** START OF Exercise data **

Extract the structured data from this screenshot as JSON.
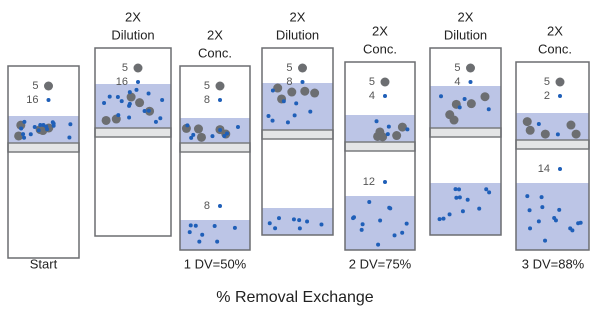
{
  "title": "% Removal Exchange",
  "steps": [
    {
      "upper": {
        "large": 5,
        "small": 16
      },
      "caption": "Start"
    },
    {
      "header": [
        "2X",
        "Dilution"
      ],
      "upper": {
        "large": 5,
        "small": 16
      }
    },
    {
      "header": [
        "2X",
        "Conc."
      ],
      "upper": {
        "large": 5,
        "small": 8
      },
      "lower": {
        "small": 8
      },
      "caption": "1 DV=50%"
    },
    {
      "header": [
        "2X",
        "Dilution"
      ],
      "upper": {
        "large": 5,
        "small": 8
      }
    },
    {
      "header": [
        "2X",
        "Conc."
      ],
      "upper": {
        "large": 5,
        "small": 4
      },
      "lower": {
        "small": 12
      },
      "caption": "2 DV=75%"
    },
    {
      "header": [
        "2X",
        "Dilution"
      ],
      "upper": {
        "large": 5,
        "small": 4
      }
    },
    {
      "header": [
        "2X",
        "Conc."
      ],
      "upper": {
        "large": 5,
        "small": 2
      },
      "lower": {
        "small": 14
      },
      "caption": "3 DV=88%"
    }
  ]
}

** END OF Exercise data **
** START OF Exercise data **

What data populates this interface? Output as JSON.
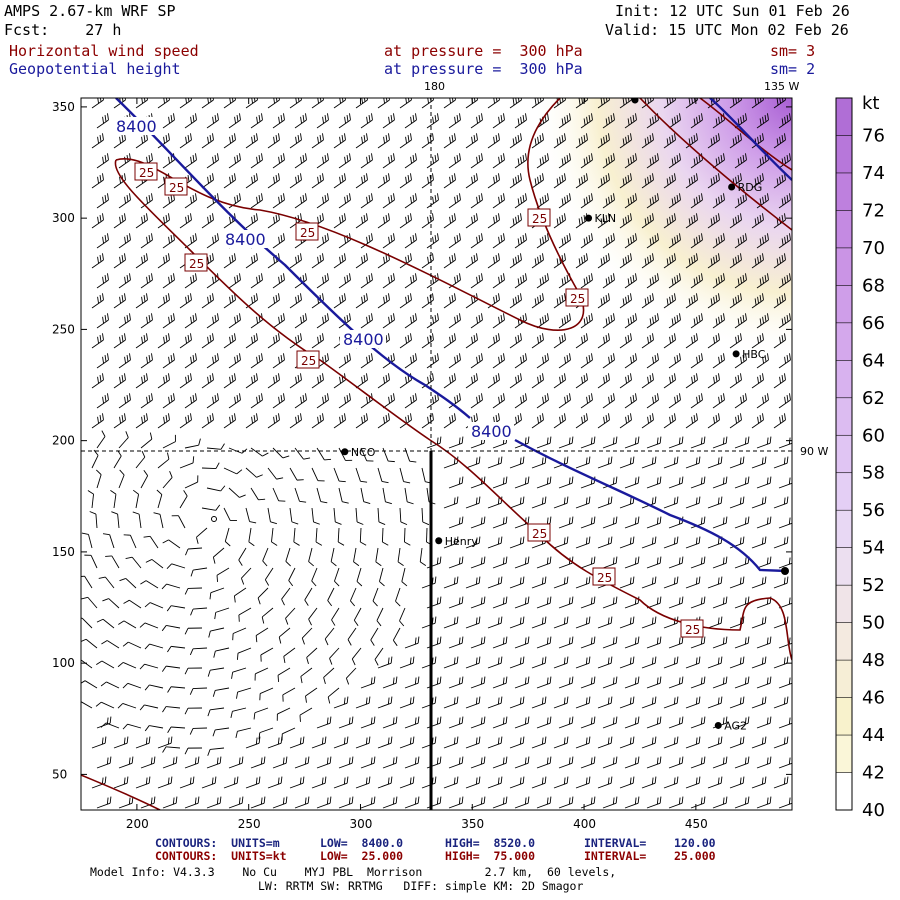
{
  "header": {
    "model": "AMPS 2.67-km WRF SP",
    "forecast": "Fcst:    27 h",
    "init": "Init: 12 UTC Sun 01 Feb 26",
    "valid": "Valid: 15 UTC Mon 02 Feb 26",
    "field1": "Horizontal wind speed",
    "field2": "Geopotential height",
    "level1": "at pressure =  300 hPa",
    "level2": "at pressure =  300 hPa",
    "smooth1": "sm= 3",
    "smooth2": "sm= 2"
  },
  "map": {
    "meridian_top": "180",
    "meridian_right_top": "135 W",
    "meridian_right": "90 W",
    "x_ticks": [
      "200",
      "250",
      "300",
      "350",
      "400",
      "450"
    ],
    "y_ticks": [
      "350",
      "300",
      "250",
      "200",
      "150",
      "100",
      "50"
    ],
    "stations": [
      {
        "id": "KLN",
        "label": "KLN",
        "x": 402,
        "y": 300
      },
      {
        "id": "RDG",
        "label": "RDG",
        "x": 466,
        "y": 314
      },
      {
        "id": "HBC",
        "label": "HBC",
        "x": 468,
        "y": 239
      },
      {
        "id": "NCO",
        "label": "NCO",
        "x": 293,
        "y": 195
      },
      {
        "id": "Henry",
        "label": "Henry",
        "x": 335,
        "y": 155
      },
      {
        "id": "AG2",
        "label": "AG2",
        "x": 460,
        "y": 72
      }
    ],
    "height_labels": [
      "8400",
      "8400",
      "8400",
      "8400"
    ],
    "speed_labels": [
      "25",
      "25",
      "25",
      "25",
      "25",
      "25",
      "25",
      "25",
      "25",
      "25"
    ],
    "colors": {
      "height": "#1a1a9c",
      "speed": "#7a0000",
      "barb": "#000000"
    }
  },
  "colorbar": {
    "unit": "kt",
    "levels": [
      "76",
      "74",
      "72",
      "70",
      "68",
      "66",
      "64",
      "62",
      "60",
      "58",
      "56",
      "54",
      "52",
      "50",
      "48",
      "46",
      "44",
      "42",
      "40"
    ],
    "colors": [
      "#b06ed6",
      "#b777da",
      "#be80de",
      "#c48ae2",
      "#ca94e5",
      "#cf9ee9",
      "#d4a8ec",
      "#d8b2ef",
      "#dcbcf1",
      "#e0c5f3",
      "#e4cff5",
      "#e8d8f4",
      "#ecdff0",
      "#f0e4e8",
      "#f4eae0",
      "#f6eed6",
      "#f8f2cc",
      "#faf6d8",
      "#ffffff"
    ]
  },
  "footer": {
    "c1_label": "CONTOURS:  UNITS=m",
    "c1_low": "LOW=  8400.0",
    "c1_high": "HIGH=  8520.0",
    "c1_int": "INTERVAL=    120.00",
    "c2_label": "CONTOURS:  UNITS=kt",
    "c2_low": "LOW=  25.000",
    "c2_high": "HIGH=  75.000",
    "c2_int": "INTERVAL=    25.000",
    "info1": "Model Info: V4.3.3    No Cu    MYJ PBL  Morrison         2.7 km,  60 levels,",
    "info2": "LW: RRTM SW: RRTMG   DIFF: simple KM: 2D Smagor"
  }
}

** END OF Exercise data **

Directions for this task: Gather, from the listing above, every line carrying the word "pressure".

Answer to the task:
    "level1": "at pressure =  300 hPa",
    "level2": "at pressure =  300 hPa",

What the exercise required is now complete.